RECORDS FOR THE TASK —
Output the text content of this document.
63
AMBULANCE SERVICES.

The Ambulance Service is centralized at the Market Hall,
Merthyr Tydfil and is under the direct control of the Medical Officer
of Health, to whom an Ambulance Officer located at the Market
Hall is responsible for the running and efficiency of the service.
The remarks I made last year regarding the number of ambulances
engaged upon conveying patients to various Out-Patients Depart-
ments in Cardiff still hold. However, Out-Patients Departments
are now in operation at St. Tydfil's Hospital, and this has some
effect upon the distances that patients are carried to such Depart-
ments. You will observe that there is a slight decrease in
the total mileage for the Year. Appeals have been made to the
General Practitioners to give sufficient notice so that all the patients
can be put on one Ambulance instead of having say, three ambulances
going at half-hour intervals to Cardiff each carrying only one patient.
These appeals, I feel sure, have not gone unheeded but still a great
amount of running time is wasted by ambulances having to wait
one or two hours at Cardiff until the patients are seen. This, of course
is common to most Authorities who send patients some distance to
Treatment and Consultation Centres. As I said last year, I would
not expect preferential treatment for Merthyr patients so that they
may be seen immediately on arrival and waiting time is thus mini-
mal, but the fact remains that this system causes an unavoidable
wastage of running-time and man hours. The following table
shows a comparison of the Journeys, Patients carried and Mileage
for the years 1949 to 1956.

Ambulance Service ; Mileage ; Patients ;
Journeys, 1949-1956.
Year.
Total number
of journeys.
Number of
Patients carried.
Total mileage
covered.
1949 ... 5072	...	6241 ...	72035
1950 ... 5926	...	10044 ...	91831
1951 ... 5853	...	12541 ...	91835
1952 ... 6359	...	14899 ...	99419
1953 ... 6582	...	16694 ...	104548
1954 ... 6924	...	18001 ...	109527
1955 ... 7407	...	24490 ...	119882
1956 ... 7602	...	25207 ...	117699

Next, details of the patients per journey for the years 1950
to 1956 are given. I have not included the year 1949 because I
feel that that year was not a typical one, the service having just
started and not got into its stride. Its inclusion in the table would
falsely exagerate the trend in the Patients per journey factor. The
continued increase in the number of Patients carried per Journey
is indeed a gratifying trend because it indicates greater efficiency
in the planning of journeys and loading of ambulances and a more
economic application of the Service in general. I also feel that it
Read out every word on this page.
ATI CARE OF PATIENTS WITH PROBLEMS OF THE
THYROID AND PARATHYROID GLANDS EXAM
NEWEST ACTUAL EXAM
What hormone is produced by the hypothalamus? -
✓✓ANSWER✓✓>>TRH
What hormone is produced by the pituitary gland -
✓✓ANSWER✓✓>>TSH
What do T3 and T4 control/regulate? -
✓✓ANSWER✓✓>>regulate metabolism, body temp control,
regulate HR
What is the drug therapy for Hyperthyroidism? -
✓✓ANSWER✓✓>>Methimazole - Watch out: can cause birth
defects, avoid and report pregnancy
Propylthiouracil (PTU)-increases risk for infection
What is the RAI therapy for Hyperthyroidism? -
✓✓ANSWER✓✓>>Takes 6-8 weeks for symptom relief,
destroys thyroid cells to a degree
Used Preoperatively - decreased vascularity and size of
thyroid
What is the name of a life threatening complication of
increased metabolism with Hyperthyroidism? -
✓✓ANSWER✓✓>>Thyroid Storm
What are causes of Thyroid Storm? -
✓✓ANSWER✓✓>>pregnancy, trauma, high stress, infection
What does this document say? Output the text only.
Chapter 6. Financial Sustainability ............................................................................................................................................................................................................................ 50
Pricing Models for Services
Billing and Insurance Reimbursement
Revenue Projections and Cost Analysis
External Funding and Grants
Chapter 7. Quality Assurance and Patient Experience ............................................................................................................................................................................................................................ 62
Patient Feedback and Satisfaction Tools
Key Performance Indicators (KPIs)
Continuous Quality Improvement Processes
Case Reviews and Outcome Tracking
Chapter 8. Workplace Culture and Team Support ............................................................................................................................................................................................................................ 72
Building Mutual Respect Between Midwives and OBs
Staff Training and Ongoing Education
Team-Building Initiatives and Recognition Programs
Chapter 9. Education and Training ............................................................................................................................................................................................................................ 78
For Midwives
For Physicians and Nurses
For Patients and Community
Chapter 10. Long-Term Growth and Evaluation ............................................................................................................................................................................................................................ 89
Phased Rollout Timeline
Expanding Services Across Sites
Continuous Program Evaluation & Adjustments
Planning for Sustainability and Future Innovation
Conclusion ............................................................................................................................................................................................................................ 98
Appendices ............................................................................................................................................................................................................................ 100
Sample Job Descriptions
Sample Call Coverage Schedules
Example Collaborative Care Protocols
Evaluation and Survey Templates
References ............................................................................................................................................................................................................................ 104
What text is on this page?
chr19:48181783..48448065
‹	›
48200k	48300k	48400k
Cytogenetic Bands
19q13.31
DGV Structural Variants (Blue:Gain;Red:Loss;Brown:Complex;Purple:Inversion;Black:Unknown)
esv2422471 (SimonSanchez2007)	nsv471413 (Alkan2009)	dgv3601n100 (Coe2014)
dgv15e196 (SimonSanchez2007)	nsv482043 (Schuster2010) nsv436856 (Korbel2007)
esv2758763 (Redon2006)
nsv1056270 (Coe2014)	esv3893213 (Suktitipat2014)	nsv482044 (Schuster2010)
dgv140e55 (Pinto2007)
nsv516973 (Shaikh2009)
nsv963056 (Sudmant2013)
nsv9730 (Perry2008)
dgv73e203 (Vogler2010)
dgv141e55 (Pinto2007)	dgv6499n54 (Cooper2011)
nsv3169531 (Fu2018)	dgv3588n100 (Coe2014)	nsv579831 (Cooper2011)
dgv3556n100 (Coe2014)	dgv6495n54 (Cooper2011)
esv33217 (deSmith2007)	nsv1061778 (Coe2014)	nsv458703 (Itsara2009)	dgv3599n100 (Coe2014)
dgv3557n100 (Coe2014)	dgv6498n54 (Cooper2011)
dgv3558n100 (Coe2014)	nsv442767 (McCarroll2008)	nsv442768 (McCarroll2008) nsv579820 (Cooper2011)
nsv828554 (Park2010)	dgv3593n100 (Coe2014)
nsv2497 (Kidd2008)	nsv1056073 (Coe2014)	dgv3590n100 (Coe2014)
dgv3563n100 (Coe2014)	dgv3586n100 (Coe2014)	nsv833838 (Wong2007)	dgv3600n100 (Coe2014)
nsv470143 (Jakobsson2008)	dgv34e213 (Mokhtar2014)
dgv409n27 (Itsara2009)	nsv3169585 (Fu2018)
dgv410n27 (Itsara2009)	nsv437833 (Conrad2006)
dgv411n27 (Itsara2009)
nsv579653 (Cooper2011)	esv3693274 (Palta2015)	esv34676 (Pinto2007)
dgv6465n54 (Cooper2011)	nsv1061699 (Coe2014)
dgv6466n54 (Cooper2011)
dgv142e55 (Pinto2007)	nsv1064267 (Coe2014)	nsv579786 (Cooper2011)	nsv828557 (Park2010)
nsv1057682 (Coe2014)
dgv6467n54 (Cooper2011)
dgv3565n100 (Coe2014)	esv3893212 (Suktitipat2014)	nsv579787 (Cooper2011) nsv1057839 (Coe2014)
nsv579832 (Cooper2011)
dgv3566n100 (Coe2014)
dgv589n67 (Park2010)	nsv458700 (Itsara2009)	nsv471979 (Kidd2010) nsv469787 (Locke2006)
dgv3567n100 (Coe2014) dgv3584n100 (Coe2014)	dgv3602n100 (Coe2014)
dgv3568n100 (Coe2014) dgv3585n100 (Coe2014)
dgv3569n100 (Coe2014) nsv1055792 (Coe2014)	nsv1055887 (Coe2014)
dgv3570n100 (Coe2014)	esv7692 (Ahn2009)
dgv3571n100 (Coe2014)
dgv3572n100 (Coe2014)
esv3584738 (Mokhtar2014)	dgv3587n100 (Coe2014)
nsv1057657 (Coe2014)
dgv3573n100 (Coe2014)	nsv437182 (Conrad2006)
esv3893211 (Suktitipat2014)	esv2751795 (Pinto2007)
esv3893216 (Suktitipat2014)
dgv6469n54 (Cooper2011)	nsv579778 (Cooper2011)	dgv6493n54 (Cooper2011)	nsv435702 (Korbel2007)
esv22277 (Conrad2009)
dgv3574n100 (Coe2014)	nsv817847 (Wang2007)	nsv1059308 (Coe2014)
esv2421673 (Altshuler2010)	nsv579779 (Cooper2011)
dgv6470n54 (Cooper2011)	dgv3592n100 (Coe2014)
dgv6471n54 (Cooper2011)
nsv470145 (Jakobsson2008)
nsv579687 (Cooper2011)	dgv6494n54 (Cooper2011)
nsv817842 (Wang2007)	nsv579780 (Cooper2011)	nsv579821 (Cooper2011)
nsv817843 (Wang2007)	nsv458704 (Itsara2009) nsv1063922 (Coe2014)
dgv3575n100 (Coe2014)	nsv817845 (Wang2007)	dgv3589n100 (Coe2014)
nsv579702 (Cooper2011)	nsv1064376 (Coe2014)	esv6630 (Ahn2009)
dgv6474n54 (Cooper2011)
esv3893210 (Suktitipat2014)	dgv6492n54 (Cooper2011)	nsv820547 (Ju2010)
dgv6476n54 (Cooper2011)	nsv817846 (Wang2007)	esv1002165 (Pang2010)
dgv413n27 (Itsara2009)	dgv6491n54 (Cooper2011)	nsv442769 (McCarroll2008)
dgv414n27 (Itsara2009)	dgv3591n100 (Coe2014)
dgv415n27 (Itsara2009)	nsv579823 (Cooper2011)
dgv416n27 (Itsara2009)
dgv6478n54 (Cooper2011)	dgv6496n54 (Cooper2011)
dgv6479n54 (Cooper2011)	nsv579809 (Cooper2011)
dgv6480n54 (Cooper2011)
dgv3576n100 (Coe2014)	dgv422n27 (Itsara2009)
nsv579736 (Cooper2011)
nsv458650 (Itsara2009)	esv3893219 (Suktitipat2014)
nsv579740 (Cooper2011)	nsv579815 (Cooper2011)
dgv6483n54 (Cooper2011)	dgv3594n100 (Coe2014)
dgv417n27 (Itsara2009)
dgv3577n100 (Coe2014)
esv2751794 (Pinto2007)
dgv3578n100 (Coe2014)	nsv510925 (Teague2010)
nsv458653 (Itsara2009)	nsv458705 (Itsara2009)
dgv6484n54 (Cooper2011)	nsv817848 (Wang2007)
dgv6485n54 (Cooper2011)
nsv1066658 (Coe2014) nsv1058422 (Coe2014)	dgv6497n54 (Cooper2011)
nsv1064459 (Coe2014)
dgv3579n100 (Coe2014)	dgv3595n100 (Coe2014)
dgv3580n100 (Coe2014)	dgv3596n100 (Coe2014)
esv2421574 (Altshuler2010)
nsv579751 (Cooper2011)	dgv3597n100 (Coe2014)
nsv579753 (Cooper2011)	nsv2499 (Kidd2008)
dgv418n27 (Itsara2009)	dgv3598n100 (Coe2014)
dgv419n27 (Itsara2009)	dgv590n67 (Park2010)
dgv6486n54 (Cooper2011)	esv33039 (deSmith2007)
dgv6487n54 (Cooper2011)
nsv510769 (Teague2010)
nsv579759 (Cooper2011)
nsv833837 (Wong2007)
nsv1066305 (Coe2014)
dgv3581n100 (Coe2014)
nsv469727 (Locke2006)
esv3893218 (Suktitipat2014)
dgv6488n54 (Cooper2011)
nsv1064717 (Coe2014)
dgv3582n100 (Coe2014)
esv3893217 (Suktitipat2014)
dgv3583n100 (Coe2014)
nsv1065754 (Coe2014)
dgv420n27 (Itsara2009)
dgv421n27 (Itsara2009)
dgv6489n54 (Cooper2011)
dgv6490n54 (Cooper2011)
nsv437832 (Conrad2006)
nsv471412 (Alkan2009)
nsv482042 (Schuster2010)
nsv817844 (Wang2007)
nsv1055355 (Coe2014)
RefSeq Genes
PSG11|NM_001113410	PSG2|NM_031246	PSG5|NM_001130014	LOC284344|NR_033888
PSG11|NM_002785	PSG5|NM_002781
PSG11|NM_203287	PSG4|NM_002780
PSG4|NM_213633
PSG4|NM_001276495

AIM OF THE TASK — Among the entries above, how many lines include the word "Hall"? Reply with the number only.

OUTPUT OF THE EXERCISE — 2